→ **Collected data entries**:

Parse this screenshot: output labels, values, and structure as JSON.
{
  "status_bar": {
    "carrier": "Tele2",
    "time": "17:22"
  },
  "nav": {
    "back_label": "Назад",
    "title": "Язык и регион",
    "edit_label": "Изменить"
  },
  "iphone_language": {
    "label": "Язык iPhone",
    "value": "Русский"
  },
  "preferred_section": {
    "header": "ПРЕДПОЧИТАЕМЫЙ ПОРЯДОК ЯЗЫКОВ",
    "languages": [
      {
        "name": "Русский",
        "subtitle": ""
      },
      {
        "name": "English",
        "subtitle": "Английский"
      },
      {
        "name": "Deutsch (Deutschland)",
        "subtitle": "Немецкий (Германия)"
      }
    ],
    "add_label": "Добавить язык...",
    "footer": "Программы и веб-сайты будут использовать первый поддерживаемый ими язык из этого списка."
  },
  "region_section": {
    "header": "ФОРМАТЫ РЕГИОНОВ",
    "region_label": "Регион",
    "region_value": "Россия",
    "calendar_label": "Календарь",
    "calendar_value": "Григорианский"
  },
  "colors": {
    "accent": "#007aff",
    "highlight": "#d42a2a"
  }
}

→ **Work instructions**:
Nothing may be left out: return each entry exactly as it reads.

→ **Finished exercise**:
Parse this screenshot: output labels, values, and structure as JSON.
{
  "status_bar": {
    "carrier": "Tele2",
    "time": "17:22"
  },
  "nav": {
    "back_label": "Назад",
    "title": "Язык и регион",
    "edit_label": "Изменить"
  },
  "iphone_language": {
    "label": "Язык iPhone",
    "value": "Русский"
  },
  "preferred_section": {
    "header": "ПРЕДПОЧИТАЕМЫЙ ПОРЯДОК ЯЗЫКОВ",
    "languages": [
      {
        "name": "Русский",
        "subtitle": ""
      },
      {
        "name": "English",
        "subtitle": "Английский"
      },
      {
        "name": "Deutsch (Deutschland)",
        "subtitle": "Немецкий (Германия)"
      }
    ],
    "add_label": "Добавить язык...",
    "footer": "Программы и веб-сайты будут использовать первый поддерживаемый ими язык из этого списка."
  },
  "region_section": {
    "header": "ФОРМАТЫ РЕГИОНОВ",
    "region_label": "Регион",
    "region_value": "Россия",
    "calendar_label": "Календарь",
    "calendar_value": "Григорианский"
  },
  "colors": {
    "accent": "#007aff",
    "highlight": "#d42a2a"
  }
}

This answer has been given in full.